→ **PROBLEM DETAILS**: State how many of the lines below contain the string "Output" with matching case, and reply with only that number.

→ **PROVIDED RECORDS**:
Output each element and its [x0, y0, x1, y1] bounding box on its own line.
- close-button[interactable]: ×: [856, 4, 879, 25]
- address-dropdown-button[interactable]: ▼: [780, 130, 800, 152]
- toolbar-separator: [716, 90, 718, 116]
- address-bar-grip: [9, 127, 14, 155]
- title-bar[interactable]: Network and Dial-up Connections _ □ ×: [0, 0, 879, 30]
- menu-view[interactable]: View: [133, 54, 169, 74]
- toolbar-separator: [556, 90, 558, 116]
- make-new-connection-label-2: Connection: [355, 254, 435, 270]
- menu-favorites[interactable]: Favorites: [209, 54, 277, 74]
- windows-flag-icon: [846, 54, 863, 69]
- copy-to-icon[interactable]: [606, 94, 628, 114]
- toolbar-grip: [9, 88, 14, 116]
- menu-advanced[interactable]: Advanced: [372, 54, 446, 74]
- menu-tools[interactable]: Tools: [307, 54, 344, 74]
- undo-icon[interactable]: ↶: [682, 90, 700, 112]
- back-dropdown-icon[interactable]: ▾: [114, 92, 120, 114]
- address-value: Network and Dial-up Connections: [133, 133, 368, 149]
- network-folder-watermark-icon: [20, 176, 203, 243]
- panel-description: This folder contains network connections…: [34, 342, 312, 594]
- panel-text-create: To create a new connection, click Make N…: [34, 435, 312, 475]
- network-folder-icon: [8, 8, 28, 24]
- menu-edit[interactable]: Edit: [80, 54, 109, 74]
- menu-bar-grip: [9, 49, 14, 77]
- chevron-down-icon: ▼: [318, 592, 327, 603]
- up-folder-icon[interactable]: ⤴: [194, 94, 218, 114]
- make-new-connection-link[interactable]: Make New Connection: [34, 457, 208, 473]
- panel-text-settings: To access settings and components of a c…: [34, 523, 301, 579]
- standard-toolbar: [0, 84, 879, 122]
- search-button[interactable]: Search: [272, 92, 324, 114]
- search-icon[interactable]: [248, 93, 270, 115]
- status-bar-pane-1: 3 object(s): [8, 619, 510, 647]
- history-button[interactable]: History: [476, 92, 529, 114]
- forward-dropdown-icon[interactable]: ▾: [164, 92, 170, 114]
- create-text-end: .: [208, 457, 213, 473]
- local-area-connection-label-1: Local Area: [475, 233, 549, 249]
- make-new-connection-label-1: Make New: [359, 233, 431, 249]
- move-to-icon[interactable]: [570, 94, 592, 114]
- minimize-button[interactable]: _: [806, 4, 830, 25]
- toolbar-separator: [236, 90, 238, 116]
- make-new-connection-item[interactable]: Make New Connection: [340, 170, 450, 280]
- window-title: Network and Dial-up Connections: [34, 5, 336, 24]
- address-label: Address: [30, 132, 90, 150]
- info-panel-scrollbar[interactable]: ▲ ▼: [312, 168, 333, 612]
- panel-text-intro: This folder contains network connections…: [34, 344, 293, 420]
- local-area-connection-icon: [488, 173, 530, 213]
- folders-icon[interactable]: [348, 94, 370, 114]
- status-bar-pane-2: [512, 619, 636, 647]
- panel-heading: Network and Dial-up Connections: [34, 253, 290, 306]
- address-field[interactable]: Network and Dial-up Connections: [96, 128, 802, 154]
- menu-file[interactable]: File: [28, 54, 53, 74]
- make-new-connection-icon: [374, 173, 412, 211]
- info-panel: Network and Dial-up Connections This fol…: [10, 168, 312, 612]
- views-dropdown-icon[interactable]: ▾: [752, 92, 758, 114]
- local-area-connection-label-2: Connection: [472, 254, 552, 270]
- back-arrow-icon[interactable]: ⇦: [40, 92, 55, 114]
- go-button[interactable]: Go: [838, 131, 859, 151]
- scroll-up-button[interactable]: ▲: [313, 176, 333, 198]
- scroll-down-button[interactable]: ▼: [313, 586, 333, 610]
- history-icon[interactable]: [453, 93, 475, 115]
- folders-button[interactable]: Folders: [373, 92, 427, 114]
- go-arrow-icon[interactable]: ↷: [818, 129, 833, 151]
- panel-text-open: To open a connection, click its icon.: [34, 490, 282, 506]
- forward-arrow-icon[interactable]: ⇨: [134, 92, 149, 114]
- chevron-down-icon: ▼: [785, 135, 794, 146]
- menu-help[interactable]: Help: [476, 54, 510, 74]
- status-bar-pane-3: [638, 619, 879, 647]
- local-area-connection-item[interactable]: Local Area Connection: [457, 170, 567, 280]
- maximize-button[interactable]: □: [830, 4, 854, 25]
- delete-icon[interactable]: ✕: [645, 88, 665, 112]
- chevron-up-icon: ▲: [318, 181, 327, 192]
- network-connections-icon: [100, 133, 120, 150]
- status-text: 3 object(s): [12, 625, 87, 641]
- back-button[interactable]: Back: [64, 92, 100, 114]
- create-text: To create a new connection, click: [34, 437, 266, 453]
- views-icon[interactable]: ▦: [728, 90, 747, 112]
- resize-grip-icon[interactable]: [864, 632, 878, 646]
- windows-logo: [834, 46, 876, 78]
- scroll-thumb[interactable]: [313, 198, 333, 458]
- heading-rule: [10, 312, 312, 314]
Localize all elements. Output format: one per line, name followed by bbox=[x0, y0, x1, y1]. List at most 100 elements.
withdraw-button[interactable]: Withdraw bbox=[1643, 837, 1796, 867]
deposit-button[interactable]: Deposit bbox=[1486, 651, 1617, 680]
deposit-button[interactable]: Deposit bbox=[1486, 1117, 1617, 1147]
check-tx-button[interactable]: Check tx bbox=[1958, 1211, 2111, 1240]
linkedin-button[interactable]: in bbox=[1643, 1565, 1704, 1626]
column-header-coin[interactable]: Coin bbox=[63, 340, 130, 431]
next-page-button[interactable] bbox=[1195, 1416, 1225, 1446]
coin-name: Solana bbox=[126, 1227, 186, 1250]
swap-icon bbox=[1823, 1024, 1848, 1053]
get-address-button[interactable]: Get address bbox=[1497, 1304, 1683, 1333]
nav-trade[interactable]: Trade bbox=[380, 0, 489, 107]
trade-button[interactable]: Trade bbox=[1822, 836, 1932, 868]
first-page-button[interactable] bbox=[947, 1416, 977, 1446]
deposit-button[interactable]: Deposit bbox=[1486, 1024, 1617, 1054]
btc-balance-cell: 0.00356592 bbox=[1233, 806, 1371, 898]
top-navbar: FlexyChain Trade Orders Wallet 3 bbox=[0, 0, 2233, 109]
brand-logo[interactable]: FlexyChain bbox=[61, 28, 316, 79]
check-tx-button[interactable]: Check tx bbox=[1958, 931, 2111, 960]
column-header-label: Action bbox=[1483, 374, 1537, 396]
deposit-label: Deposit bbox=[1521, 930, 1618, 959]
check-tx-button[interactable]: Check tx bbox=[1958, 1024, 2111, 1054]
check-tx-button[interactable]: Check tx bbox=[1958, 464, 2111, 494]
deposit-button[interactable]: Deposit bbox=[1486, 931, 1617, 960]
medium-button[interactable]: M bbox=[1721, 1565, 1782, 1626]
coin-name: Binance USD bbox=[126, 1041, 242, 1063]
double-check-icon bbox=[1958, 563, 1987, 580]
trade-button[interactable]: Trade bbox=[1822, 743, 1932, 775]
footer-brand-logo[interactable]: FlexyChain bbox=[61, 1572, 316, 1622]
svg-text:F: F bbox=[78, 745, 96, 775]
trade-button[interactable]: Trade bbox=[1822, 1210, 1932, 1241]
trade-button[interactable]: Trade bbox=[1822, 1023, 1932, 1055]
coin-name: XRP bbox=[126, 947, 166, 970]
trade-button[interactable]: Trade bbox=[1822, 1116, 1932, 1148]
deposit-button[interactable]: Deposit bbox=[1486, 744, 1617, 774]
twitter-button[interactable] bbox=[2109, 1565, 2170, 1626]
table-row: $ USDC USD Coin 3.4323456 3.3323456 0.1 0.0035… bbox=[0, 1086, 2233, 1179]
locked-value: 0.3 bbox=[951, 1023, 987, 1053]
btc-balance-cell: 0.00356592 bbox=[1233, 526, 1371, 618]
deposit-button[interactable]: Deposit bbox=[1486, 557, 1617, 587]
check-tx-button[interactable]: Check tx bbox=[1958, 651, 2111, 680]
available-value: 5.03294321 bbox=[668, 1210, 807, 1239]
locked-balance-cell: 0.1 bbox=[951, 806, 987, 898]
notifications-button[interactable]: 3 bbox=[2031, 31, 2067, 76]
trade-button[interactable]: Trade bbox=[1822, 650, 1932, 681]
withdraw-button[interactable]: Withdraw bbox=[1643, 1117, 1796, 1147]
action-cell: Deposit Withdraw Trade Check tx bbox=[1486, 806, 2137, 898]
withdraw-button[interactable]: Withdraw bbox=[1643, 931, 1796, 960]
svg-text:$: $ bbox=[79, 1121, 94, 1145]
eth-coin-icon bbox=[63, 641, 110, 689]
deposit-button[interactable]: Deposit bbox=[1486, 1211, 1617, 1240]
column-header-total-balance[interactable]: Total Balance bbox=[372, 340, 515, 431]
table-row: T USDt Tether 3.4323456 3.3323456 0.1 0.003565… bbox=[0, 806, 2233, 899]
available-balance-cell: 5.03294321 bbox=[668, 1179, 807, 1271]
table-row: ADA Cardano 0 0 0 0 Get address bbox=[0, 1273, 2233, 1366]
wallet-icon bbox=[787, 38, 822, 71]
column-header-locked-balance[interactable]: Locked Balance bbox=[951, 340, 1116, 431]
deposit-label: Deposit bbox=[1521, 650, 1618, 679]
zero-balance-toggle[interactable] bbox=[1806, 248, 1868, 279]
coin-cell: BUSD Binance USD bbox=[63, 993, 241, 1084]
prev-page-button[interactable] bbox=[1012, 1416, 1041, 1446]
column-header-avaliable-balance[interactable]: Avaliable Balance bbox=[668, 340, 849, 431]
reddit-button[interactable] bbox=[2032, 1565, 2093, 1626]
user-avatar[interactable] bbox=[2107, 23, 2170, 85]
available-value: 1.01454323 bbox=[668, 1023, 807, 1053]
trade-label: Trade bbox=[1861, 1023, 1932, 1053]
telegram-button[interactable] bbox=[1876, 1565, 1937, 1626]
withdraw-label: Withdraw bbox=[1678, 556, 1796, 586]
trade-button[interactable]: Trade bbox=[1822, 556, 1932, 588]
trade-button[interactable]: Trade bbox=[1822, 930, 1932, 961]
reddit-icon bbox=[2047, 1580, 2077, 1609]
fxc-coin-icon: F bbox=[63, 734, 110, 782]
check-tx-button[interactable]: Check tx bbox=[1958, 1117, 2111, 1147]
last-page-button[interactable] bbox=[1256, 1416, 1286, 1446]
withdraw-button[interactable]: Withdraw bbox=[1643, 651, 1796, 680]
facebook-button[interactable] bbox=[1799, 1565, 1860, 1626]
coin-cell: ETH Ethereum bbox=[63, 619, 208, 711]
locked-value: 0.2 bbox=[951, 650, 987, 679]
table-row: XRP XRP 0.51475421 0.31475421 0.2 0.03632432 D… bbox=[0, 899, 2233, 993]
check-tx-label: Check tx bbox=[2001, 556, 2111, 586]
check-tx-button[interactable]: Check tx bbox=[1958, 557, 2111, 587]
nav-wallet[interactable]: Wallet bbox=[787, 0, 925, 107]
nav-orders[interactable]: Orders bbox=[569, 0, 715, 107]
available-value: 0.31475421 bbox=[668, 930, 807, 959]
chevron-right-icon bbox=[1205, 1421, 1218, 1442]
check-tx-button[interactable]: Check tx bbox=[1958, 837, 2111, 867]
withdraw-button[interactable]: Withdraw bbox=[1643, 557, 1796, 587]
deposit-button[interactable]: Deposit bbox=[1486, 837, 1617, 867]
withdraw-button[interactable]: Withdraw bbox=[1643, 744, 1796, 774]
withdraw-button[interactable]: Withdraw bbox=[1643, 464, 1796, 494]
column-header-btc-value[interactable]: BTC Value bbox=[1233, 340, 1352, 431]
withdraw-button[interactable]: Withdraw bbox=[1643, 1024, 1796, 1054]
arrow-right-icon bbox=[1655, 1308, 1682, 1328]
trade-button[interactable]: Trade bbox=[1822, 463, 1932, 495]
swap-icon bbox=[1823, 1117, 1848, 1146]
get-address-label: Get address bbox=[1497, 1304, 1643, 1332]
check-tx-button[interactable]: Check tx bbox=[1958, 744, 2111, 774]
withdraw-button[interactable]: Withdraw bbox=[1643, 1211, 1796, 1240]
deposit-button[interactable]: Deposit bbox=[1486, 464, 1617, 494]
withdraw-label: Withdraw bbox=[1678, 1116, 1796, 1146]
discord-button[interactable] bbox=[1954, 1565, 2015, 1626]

→ **WRITTEN RESPONSE**: 2